> EXERCISE DETAILS: Omit the pictures, then write out every entry exactly as it reads.

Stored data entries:
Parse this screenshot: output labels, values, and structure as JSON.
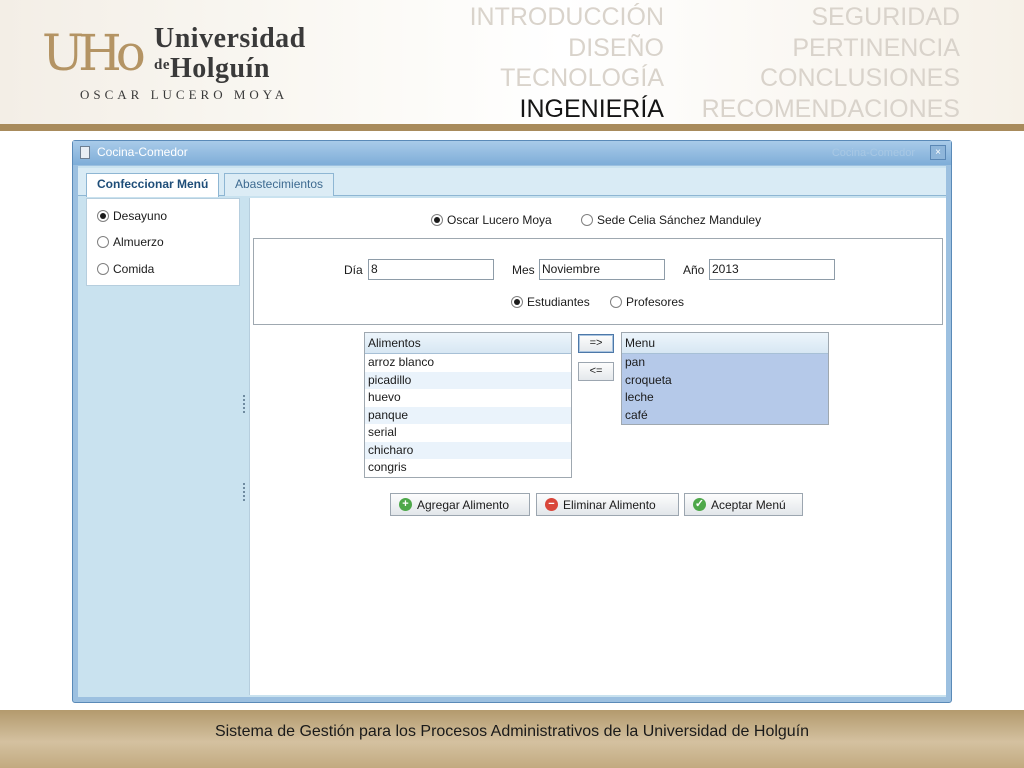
{
  "header": {
    "logo_mark": "UHo",
    "logo_line1": "Universidad",
    "logo_prefix": "de",
    "logo_line2": "Holguín",
    "logo_author": "OSCAR LUCERO MOYA",
    "nav_left": [
      {
        "label": "INTRODUCCIÓN",
        "active": false
      },
      {
        "label": "DISEÑO",
        "active": false
      },
      {
        "label": "TECNOLOGÍA",
        "active": false
      },
      {
        "label": "INGENIERÍA",
        "active": true
      }
    ],
    "nav_right": [
      {
        "label": "SEGURIDAD",
        "active": false
      },
      {
        "label": "PERTINENCIA",
        "active": false
      },
      {
        "label": "CONCLUSIONES",
        "active": false
      },
      {
        "label": "RECOMENDACIONES",
        "active": false
      }
    ]
  },
  "window": {
    "title": "Cocina-Comedor",
    "faint_caption": "Cocina-Comedor",
    "close_glyph": "×",
    "tabs": [
      {
        "label": "Confeccionar Menú",
        "active": true
      },
      {
        "label": "Abastecimientos",
        "active": false
      }
    ]
  },
  "meal_types": [
    {
      "label": "Desayuno",
      "selected": true
    },
    {
      "label": "Almuerzo",
      "selected": false
    },
    {
      "label": "Comida",
      "selected": false
    }
  ],
  "sedes": [
    {
      "label": "Oscar Lucero Moya",
      "selected": true
    },
    {
      "label": "Sede Celia Sánchez Manduley",
      "selected": false
    }
  ],
  "date": {
    "dia_label": "Día",
    "dia_value": "8",
    "mes_label": "Mes",
    "mes_value": "Noviembre",
    "anio_label": "Año",
    "anio_value": "2013"
  },
  "audience": [
    {
      "label": "Estudiantes",
      "selected": true
    },
    {
      "label": "Profesores",
      "selected": false
    }
  ],
  "alimentos": {
    "header": "Alimentos",
    "items": [
      "arroz blanco",
      "picadillo",
      "huevo",
      "panque",
      "serial",
      "chicharo",
      "congris"
    ]
  },
  "menu": {
    "header": "Menu",
    "items": [
      "pan",
      "croqueta",
      "leche",
      "café"
    ]
  },
  "move_buttons": {
    "add": "=>",
    "remove": "<="
  },
  "actions": {
    "add": "Agregar Alimento",
    "remove": "Eliminar Alimento",
    "accept": "Aceptar Menú",
    "add_icon": "plus-icon",
    "remove_icon": "minus-icon",
    "accept_icon": "check-icon"
  },
  "footer": {
    "text": "Sistema de Gestión para los Procesos Administrativos de la Universidad de Holguín"
  },
  "colors": {
    "accent_gold": "#a88b5c",
    "window_blue": "#7eadd8",
    "selection_blue": "#b5c9e9"
  }
}
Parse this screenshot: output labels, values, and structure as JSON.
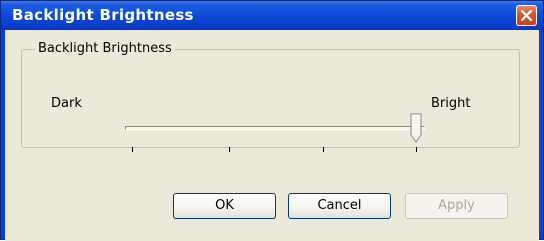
{
  "window": {
    "title": "Backlight Brightness",
    "close_icon": "close-icon"
  },
  "group": {
    "label": "Backlight Brightness"
  },
  "slider": {
    "min_label": "Dark",
    "max_label": "Bright",
    "value_fraction": 1.0,
    "tick_count": 4
  },
  "buttons": {
    "ok": "OK",
    "cancel": "Cancel",
    "apply": "Apply"
  },
  "colors": {
    "titlebar": "#0d4ad8",
    "close": "#d8532d",
    "face": "#ece9d8"
  }
}
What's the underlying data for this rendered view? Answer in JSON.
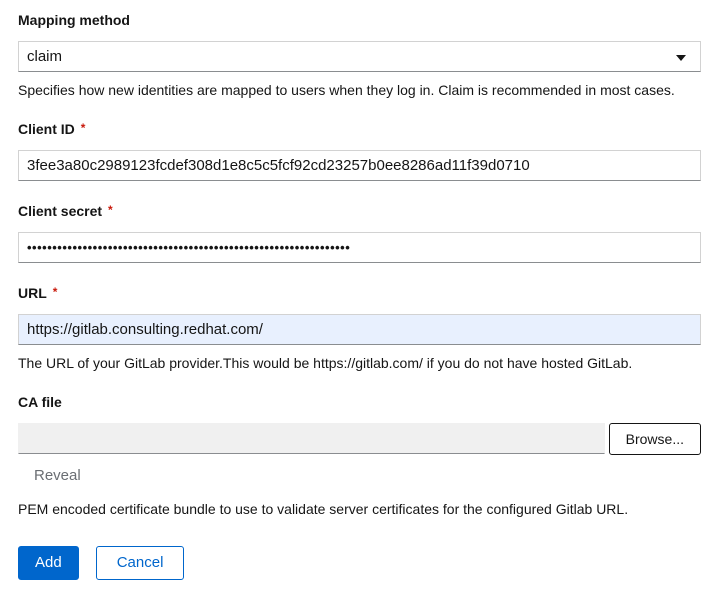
{
  "form": {
    "required_marker": "*",
    "mapping_method": {
      "label": "Mapping method",
      "selected_value": "claim",
      "helper": "Specifies how new identities are mapped to users when they log in. Claim is recommended in most cases."
    },
    "client_id": {
      "label": "Client ID",
      "value": "3fee3a80c2989123fcdef308d1e8c5c5fcf92cd23257b0ee8286ad11f39d0710"
    },
    "client_secret": {
      "label": "Client secret",
      "masked_value": "••••••••••••••••••••••••••••••••••••••••••••••••••••••••••••••••"
    },
    "url": {
      "label": "URL",
      "value": "https://gitlab.consulting.redhat.com/",
      "helper": "The URL of your GitLab provider.This would be https://gitlab.com/ if you do not have hosted GitLab."
    },
    "ca_file": {
      "label": "CA file",
      "filename_value": "",
      "browse_label": "Browse...",
      "reveal_label": "Reveal",
      "helper": "PEM encoded certificate bundle to use to validate server certificates for the configured Gitlab URL."
    },
    "actions": {
      "add_label": "Add",
      "cancel_label": "Cancel"
    }
  },
  "colors": {
    "primary_blue": "#0066cc",
    "danger_red": "#c9190b",
    "text": "#151515",
    "muted_text": "#6a6e73",
    "input_bottom_border": "#8a8d90",
    "autofill_bg": "#e8f0fe",
    "disabled_bg": "#f0f0f0"
  }
}
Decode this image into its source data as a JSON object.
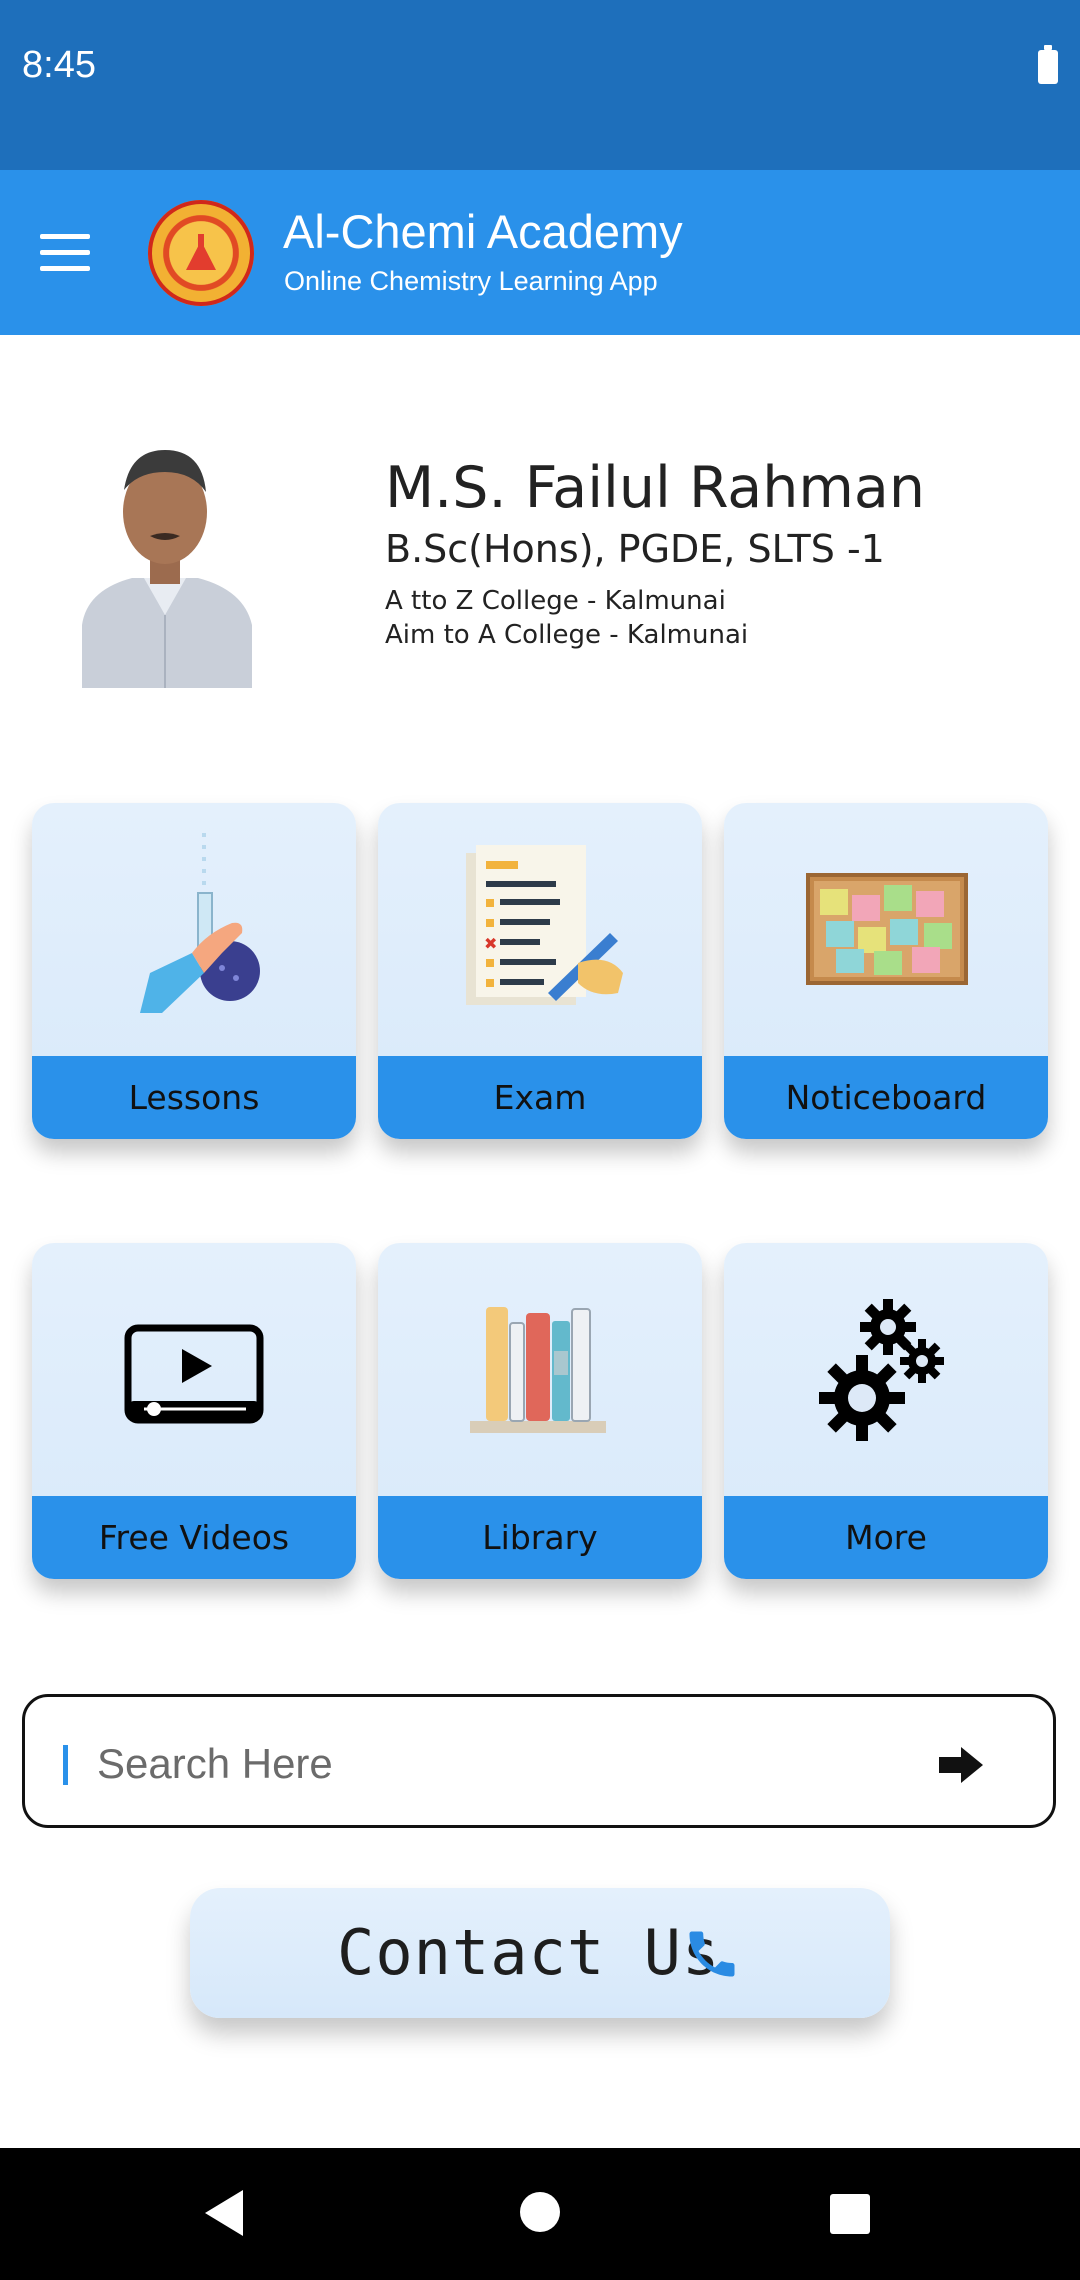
{
  "status_bar": {
    "time": "8:45"
  },
  "app_bar": {
    "title": "Al-Chemi Academy",
    "subtitle": "Online Chemistry Learning App"
  },
  "profile": {
    "name": "M.S. Failul Rahman",
    "degree": "B.Sc(Hons), PGDE, SLTS -1",
    "college1": "A tto Z College - Kalmunai",
    "college2": "Aim to A College - Kalmunai"
  },
  "tiles": [
    {
      "label": "Lessons",
      "icon": "flask-icon"
    },
    {
      "label": "Exam",
      "icon": "exam-paper-icon"
    },
    {
      "label": "Noticeboard",
      "icon": "noticeboard-icon"
    },
    {
      "label": "Free Videos",
      "icon": "video-player-icon"
    },
    {
      "label": "Library",
      "icon": "books-icon"
    },
    {
      "label": "More",
      "icon": "gears-icon"
    }
  ],
  "search": {
    "placeholder": "Search Here"
  },
  "contact": {
    "label": "Contact Us",
    "icon": "phone-icon"
  },
  "colors": {
    "status_bar": "#1e6fbb",
    "app_bar": "#2a91ea",
    "tile_bg": "#e4f0fc",
    "tile_label": "#2a91ea"
  }
}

> FINAL RESULT:
Parse this screenshot: output labels, values, and structure as JSON.
{
  "header": {
    "logo_mark": "UHo",
    "logo_line1": "Universidad",
    "logo_prefix": "de",
    "logo_line2": "Holguín",
    "logo_author": "OSCAR LUCERO MOYA",
    "nav_left": [
      {
        "label": "INTRODUCCIÓN",
        "active": false
      },
      {
        "label": "DISEÑO",
        "active": false
      },
      {
        "label": "TECNOLOGÍA",
        "active": false
      },
      {
        "label": "INGENIERÍA",
        "active": true
      }
    ],
    "nav_right": [
      {
        "label": "SEGURIDAD",
        "active": false
      },
      {
        "label": "PERTINENCIA",
        "active": false
      },
      {
        "label": "CONCLUSIONES",
        "active": false
      },
      {
        "label": "RECOMENDACIONES",
        "active": false
      }
    ]
  },
  "window": {
    "title": "Cocina-Comedor",
    "faint_caption": "Cocina-Comedor",
    "close_glyph": "×",
    "tabs": [
      {
        "label": "Confeccionar Menú",
        "active": true
      },
      {
        "label": "Abastecimientos",
        "active": false
      }
    ]
  },
  "meal_types": [
    {
      "label": "Desayuno",
      "selected": true
    },
    {
      "label": "Almuerzo",
      "selected": false
    },
    {
      "label": "Comida",
      "selected": false
    }
  ],
  "sedes": [
    {
      "label": "Oscar Lucero Moya",
      "selected": true
    },
    {
      "label": "Sede Celia Sánchez Manduley",
      "selected": false
    }
  ],
  "date": {
    "dia_label": "Día",
    "dia_value": "8",
    "mes_label": "Mes",
    "mes_value": "Noviembre",
    "anio_label": "Año",
    "anio_value": "2013"
  },
  "audience": [
    {
      "label": "Estudiantes",
      "selected": true
    },
    {
      "label": "Profesores",
      "selected": false
    }
  ],
  "alimentos": {
    "header": "Alimentos",
    "items": [
      "arroz blanco",
      "picadillo",
      "huevo",
      "panque",
      "serial",
      "chicharo",
      "congris"
    ]
  },
  "menu": {
    "header": "Menu",
    "items": [
      "pan",
      "croqueta",
      "leche",
      "café"
    ]
  },
  "move_buttons": {
    "add": "=>",
    "remove": "<="
  },
  "actions": {
    "add": "Agregar Alimento",
    "remove": "Eliminar Alimento",
    "accept": "Aceptar Menú",
    "add_icon": "plus-icon",
    "remove_icon": "minus-icon",
    "accept_icon": "check-icon"
  },
  "footer": {
    "text": "Sistema de Gestión para los Procesos Administrativos de la Universidad de Holguín"
  },
  "colors": {
    "accent_gold": "#a88b5c",
    "window_blue": "#7eadd8",
    "selection_blue": "#b5c9e9"
  }
}
Parse this screenshot: output labels, values, and structure as JSON.
{
  "window": {
    "title": "Backlight Brightness",
    "close_icon": "close-icon"
  },
  "group": {
    "label": "Backlight Brightness"
  },
  "slider": {
    "min_label": "Dark",
    "max_label": "Bright",
    "value_fraction": 1.0,
    "tick_count": 4
  },
  "buttons": {
    "ok": "OK",
    "cancel": "Cancel",
    "apply": "Apply"
  },
  "colors": {
    "titlebar": "#0d4ad8",
    "close": "#d8532d",
    "face": "#ece9d8"
  }
}
What's the underlying data for this rendered view? Answer in JSON.
{
  "form": {
    "required_marker": "*",
    "mapping_method": {
      "label": "Mapping method",
      "selected_value": "claim",
      "helper": "Specifies how new identities are mapped to users when they log in. Claim is recommended in most cases."
    },
    "client_id": {
      "label": "Client ID",
      "value": "3fee3a80c2989123fcdef308d1e8c5c5fcf92cd23257b0ee8286ad11f39d0710"
    },
    "client_secret": {
      "label": "Client secret",
      "masked_value": "••••••••••••••••••••••••••••••••••••••••••••••••••••••••••••••••"
    },
    "url": {
      "label": "URL",
      "value": "https://gitlab.consulting.redhat.com/",
      "helper": "The URL of your GitLab provider.This would be https://gitlab.com/ if you do not have hosted GitLab."
    },
    "ca_file": {
      "label": "CA file",
      "filename_value": "",
      "browse_label": "Browse...",
      "reveal_label": "Reveal",
      "helper": "PEM encoded certificate bundle to use to validate server certificates for the configured Gitlab URL."
    },
    "actions": {
      "add_label": "Add",
      "cancel_label": "Cancel"
    }
  },
  "colors": {
    "primary_blue": "#0066cc",
    "danger_red": "#c9190b",
    "text": "#151515",
    "muted_text": "#6a6e73",
    "input_bottom_border": "#8a8d90",
    "autofill_bg": "#e8f0fe",
    "disabled_bg": "#f0f0f0"
  }
}
Decode this image into its source data as a JSON object.
{
  "status_bar": {
    "time": "8:45"
  },
  "app_bar": {
    "title": "Al-Chemi Academy",
    "subtitle": "Online Chemistry Learning App"
  },
  "profile": {
    "name": "M.S. Failul Rahman",
    "degree": "B.Sc(Hons), PGDE, SLTS -1",
    "college1": "A tto Z College - Kalmunai",
    "college2": "Aim to A College - Kalmunai"
  },
  "tiles": [
    {
      "label": "Lessons",
      "icon": "flask-icon"
    },
    {
      "label": "Exam",
      "icon": "exam-paper-icon"
    },
    {
      "label": "Noticeboard",
      "icon": "noticeboard-icon"
    },
    {
      "label": "Free Videos",
      "icon": "video-player-icon"
    },
    {
      "label": "Library",
      "icon": "books-icon"
    },
    {
      "label": "More",
      "icon": "gears-icon"
    }
  ],
  "search": {
    "placeholder": "Search Here"
  },
  "contact": {
    "label": "Contact Us",
    "icon": "phone-icon"
  },
  "colors": {
    "status_bar": "#1e6fbb",
    "app_bar": "#2a91ea",
    "tile_bg": "#e4f0fc",
    "tile_label": "#2a91ea"
  }
}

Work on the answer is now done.